Work item: Copy the passage on Buffalo's economy from the Great Recession through the COVID-19 pandemic word for word.

Buffalo weathered the Great Recession of 2006–09 well in comparison with other U.S. cities, exemplified by increased home prices during this time.[136] The region's economy began to improve in the early 2010s, adding over 25,000 jobs from 2009 to 2017.[130] With state aid, Tesla, Inc.'s Giga New York plant opened in South Buffalo in 2017.[137] The effects of the COVID-19 pandemic in the United States, however, increased the local unemployment rate to 7.5 percent by December 2020.[138] The local unemployment rate had been 4.2 percent in 2019,[139] higher than the national average of 3.5 percent.[140]

Information provided:
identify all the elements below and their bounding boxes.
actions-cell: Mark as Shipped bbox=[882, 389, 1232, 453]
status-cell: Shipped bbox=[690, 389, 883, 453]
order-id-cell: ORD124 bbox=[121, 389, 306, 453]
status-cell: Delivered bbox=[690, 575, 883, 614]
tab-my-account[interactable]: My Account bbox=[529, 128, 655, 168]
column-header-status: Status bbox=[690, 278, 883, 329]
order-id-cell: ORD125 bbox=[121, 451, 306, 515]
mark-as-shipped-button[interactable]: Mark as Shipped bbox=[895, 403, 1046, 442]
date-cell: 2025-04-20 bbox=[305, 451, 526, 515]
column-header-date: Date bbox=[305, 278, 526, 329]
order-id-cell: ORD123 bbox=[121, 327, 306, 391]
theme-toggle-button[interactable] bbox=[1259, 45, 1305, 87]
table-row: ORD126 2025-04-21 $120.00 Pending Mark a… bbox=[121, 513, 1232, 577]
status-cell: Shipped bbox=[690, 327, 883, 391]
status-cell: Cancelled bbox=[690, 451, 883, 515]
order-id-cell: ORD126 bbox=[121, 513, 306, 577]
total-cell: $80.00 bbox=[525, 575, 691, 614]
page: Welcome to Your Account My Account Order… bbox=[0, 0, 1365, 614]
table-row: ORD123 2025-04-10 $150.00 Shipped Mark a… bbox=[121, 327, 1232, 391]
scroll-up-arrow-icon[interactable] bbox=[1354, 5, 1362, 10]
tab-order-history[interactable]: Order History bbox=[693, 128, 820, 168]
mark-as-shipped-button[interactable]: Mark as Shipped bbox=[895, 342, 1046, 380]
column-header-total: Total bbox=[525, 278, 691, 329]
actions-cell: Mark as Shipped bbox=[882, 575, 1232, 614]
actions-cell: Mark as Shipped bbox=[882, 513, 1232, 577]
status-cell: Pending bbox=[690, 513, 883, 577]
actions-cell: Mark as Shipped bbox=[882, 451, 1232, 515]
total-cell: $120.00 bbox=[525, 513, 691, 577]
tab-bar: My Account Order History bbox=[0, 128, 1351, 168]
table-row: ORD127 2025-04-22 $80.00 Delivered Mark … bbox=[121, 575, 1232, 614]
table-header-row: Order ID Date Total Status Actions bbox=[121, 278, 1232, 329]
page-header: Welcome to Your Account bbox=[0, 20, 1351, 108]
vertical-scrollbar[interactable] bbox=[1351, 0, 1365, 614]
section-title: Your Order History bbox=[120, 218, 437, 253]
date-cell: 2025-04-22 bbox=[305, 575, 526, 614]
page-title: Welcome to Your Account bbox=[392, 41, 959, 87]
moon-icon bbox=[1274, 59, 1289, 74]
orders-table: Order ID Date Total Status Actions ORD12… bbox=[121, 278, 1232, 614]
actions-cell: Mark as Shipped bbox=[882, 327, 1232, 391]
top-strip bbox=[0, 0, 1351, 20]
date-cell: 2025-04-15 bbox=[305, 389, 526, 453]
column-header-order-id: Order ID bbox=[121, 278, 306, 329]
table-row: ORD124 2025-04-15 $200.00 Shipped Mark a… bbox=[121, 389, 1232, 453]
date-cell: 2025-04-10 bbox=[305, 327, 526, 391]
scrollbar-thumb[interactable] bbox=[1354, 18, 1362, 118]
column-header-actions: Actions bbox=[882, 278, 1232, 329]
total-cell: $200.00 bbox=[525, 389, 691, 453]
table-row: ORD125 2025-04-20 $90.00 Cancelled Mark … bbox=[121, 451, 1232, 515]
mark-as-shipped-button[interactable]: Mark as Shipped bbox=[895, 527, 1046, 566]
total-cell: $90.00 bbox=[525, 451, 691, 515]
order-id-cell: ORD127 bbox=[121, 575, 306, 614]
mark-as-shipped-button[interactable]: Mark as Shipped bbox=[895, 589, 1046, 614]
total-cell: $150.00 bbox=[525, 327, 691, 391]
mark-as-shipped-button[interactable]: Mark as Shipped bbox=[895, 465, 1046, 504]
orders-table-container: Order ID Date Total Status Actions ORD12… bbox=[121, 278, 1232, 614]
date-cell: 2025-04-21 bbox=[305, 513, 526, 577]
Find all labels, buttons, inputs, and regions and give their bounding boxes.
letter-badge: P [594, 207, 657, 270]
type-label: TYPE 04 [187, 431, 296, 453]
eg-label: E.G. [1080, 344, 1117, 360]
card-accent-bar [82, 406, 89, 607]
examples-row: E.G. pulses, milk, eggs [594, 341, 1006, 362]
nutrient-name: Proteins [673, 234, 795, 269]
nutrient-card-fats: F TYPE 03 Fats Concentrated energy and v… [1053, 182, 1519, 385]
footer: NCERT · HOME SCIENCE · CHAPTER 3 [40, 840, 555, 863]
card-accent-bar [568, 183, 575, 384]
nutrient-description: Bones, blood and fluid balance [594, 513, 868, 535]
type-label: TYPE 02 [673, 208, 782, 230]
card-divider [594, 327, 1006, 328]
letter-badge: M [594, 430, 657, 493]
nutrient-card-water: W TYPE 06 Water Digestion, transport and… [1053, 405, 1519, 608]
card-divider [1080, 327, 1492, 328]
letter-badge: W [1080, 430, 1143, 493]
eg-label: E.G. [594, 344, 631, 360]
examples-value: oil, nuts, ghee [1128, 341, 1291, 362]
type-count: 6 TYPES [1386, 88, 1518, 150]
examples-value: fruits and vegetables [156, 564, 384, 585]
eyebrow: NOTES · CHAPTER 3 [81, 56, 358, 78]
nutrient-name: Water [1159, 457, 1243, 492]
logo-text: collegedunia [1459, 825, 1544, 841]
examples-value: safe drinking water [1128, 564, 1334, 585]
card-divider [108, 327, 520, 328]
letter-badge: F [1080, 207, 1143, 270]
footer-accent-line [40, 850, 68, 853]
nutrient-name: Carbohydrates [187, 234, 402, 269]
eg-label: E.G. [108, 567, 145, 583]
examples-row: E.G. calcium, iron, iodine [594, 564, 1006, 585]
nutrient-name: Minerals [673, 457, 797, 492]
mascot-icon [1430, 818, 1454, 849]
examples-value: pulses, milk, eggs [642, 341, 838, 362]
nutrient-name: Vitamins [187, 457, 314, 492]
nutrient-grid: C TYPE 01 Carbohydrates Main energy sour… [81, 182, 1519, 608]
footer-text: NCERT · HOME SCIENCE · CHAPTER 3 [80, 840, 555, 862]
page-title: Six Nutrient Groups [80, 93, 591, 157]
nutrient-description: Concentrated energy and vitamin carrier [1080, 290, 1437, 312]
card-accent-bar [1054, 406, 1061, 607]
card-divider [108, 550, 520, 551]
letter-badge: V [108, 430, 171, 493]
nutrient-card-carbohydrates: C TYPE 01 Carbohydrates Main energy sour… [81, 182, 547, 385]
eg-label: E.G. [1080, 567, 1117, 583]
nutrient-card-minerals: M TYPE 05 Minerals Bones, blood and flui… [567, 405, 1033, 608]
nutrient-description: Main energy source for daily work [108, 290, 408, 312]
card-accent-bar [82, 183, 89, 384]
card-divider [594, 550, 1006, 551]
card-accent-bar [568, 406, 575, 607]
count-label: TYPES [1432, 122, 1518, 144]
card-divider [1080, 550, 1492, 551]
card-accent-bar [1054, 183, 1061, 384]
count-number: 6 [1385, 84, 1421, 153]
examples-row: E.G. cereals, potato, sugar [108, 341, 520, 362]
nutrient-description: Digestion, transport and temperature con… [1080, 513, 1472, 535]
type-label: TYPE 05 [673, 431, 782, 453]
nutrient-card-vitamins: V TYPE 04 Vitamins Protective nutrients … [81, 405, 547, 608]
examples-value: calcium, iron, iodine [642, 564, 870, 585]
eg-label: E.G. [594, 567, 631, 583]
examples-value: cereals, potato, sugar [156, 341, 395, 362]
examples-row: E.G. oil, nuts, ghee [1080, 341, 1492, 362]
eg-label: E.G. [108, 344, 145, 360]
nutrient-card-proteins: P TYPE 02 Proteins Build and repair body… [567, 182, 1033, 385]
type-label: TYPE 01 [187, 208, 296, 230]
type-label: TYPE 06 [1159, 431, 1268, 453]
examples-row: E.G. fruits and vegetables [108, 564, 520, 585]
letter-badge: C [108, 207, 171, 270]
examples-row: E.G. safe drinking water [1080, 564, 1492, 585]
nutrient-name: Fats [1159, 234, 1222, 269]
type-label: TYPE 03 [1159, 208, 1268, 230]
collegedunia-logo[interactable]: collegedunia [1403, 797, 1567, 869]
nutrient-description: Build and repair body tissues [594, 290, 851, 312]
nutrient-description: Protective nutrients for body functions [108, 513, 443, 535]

Result:
Buffalo weathered the Great Recession of 2006–09 well in comparison with other U.S. cities, exemplified by increased home prices during this time.[136] The region's economy began to improve in the early 2010s, adding over 25,000 jobs from 2009 to 2017.[130] With state aid, Tesla, Inc.'s Giga New York plant opened in South Buffalo in 2017.[137] The effects of the COVID-19 pandemic in the United States, however, increased the local unemployment rate to 7.5 percent by December 2020.[138] The local unemployment rate had been 4.2 percent in 2019,[139] higher than the national average of 3.5 percent.[140]